Written exercise 1 => Retype the records exactly as they appear, covering the stretch from the start of the records through the line that contains "data-point: [198, 869, 204, 875]", with both ends included.
Start of Passage given
For example, to clone mypool/projects, first make a snapshot and then clone:
$ sudo zfs snapshot -r mypool/projects@snap1 $ sudo zfs clone mypool/projects@snap1 mypool/projects-clone
ZFS Send and Receive
ZFS send sends a snapshot of a filesystem that can be streamed to a file or to another machine. ZFS receive takes this stream and will write out the copy of the snapshot back as a ZFS filesystem. This is great for backups or sending copies over the network (e.g. using ssh) to copy a file system.
For example, make a snapshot and save it to a file:
sudo zfs snapshot -r mypool/projects@snap2 sudo zfs send mypool/projects@snap2 > ~/projects-snap.zfs
..and receive it back:
sudo zfs receive -F mypool/projects-copy < ~/projects-snap.zfs
ZFS Ditto Blocks
Ditto blocks create more redundant copies of data to copy, just for more added redundancy. With a storage pool of just one device, ditto blocks are spread across the device, trying to place the blocks at least 1/8 of the disk apart. With multiple devices in a pool, ZFS tries to spread ditto blocks across separate VDEVs. 1 to 3 copies can be can be set. For example, setting 3 copies on mypool/projects:
$ sudo zfs set copies=3 mypool/projects
ZFS Deduplication
ZFS dedup will discard blocks that are identical to existing blocks and will instead use a reference to the existing block. This saves space on the device but comes at a large cost to memory. The dedup in-memory table uses ~320 bytes per block. The greater the table is in size, the slower write performance becomes.
For example, enable dedup on mypool/projects, use:
$ sudo zfs set dedup=on mypool/projects
For more pros/cons of deduping, refer to http://constantin.glez.de/blog/2011/07/zfs-dedupe-or-not-dedupe. Deduplication is almost never worth the performance penalty.
End of Passage given
Start of Input data
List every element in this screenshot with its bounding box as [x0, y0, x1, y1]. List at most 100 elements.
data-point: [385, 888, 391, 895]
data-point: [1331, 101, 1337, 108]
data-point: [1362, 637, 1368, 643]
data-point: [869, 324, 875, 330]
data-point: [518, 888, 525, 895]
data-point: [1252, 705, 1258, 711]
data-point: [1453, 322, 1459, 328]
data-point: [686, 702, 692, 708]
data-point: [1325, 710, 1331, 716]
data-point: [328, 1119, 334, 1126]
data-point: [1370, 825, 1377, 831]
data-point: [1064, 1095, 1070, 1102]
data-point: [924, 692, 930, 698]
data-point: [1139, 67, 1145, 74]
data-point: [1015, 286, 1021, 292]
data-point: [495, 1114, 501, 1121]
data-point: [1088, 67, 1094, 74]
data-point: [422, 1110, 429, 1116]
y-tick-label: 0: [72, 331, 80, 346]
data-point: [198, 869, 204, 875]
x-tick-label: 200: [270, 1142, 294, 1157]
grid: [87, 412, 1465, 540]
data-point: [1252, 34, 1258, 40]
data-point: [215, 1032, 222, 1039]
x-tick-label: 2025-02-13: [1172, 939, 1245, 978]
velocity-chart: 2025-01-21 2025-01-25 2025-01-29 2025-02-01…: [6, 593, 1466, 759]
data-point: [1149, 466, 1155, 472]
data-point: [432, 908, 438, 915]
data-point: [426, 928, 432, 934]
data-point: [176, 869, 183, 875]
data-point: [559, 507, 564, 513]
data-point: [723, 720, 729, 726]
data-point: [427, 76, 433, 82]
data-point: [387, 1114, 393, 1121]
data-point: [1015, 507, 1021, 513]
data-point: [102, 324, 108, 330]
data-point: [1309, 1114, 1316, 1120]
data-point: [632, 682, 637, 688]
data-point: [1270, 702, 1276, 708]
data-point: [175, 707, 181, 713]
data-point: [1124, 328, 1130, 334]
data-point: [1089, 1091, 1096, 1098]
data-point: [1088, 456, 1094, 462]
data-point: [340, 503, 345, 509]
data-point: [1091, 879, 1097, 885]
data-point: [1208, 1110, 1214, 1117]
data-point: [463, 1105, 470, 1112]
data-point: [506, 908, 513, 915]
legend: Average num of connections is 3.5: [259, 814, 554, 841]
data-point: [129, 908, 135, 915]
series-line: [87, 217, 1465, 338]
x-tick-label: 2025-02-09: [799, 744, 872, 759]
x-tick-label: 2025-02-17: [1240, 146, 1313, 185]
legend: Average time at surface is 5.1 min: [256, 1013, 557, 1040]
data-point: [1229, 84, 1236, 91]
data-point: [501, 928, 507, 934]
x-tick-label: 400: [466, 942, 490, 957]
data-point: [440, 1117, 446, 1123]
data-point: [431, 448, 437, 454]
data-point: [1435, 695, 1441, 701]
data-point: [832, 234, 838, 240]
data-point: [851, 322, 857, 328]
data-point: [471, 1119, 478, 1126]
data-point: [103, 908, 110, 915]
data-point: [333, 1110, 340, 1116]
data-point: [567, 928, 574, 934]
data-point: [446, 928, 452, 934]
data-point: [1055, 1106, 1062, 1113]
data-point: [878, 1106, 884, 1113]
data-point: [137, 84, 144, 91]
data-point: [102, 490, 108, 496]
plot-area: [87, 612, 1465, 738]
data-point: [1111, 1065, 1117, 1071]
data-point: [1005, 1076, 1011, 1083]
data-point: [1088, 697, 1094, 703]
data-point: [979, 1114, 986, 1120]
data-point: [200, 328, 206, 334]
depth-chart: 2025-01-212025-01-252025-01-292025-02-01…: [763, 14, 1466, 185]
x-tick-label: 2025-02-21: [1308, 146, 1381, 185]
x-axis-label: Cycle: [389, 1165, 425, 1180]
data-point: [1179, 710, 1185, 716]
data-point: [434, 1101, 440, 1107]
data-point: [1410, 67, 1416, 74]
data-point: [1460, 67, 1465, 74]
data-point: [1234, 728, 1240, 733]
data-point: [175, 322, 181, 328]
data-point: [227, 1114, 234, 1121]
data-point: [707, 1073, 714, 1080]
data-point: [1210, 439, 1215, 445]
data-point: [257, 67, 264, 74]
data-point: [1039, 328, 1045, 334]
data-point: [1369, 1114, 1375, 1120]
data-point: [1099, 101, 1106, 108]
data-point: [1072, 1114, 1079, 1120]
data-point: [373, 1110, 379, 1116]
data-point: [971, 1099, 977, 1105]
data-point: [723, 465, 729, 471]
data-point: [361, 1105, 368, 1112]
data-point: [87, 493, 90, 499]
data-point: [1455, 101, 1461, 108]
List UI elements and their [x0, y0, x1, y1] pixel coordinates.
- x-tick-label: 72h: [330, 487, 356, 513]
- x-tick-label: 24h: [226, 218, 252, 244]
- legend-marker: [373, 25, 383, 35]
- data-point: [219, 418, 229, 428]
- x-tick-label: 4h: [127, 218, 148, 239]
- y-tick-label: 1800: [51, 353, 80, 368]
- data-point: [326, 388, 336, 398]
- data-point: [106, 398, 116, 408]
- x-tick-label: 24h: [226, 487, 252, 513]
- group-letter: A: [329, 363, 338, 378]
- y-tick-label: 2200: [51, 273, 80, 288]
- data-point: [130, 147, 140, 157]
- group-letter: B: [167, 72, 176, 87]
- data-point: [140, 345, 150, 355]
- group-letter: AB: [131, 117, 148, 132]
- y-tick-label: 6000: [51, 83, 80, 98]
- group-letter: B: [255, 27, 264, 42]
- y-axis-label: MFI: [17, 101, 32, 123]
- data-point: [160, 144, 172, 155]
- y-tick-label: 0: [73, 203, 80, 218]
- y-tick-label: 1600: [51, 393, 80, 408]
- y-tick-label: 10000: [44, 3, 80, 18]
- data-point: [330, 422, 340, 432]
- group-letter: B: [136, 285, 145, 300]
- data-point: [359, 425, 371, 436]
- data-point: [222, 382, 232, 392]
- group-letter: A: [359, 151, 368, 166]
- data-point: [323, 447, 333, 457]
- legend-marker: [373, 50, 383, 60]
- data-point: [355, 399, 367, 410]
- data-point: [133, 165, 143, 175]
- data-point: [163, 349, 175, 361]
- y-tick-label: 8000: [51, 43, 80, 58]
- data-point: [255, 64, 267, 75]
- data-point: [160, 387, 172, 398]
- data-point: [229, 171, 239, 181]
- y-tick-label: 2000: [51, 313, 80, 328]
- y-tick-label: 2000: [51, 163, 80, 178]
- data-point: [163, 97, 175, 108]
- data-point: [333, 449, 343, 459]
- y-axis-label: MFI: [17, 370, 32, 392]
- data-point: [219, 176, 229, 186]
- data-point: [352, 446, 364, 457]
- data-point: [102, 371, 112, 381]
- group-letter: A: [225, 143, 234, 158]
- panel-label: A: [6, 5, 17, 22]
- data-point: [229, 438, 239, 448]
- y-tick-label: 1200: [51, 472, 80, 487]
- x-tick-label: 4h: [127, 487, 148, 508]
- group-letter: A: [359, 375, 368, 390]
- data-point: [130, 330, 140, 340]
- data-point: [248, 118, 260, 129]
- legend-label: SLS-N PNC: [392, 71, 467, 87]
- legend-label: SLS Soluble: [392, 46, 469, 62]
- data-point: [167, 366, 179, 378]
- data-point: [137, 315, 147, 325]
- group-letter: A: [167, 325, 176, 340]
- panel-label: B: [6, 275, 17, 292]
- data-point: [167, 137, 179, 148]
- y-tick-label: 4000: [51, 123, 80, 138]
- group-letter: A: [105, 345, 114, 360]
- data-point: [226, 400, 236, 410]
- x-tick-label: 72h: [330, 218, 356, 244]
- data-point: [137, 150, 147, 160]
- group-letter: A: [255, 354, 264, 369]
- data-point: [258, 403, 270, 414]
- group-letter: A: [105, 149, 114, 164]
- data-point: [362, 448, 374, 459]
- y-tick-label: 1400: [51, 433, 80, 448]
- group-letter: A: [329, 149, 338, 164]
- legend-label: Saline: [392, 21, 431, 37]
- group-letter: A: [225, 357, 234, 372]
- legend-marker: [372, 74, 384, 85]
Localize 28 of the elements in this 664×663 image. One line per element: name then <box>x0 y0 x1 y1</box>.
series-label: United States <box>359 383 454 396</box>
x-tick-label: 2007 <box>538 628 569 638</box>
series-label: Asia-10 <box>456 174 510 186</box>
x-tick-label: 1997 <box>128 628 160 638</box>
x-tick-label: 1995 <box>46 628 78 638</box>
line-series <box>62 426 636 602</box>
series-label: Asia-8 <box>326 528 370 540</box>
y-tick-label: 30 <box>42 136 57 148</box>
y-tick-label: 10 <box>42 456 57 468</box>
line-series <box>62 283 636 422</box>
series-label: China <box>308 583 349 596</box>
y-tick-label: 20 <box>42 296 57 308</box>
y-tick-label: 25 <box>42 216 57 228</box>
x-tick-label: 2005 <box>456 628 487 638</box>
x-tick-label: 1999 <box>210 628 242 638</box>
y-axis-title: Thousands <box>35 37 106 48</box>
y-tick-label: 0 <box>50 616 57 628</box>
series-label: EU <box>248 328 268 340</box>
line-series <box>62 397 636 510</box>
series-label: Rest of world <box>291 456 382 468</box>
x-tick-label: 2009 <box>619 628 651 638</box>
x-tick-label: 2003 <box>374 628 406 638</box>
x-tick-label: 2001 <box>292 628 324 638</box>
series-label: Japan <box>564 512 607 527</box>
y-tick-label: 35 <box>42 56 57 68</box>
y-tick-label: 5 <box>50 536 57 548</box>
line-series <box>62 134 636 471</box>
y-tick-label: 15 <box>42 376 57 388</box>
End of Input data
Written exercise 2 => Echo verbatim the stretch of the ZFS passage from "For example, enable" through "the performance penalty.".

Exercise result 1 =>
List every element in this screenshot with its bounding box as [x0, y0, x1, y1]. List at most 100 elements.
data-point: [385, 888, 391, 895]
data-point: [1331, 101, 1337, 108]
data-point: [1362, 637, 1368, 643]
data-point: [869, 324, 875, 330]
data-point: [518, 888, 525, 895]
data-point: [1252, 705, 1258, 711]
data-point: [1453, 322, 1459, 328]
data-point: [686, 702, 692, 708]
data-point: [1325, 710, 1331, 716]
data-point: [328, 1119, 334, 1126]
data-point: [1370, 825, 1377, 831]
data-point: [1064, 1095, 1070, 1102]
data-point: [924, 692, 930, 698]
data-point: [1139, 67, 1145, 74]
data-point: [1015, 286, 1021, 292]
data-point: [495, 1114, 501, 1121]
data-point: [1088, 67, 1094, 74]
data-point: [422, 1110, 429, 1116]
y-tick-label: 0: [72, 331, 80, 346]
data-point: [198, 869, 204, 875]

Exercise result 2 =>
For example, enable dedup on mypool/projects, use:
$ sudo zfs set dedup=on mypool/projects
For more pros/cons of deduping, refer to http://constantin.glez.de/blog/2011/07/zfs-dedupe-or-not-dedupe. Deduplication is almost never worth the performance penalty.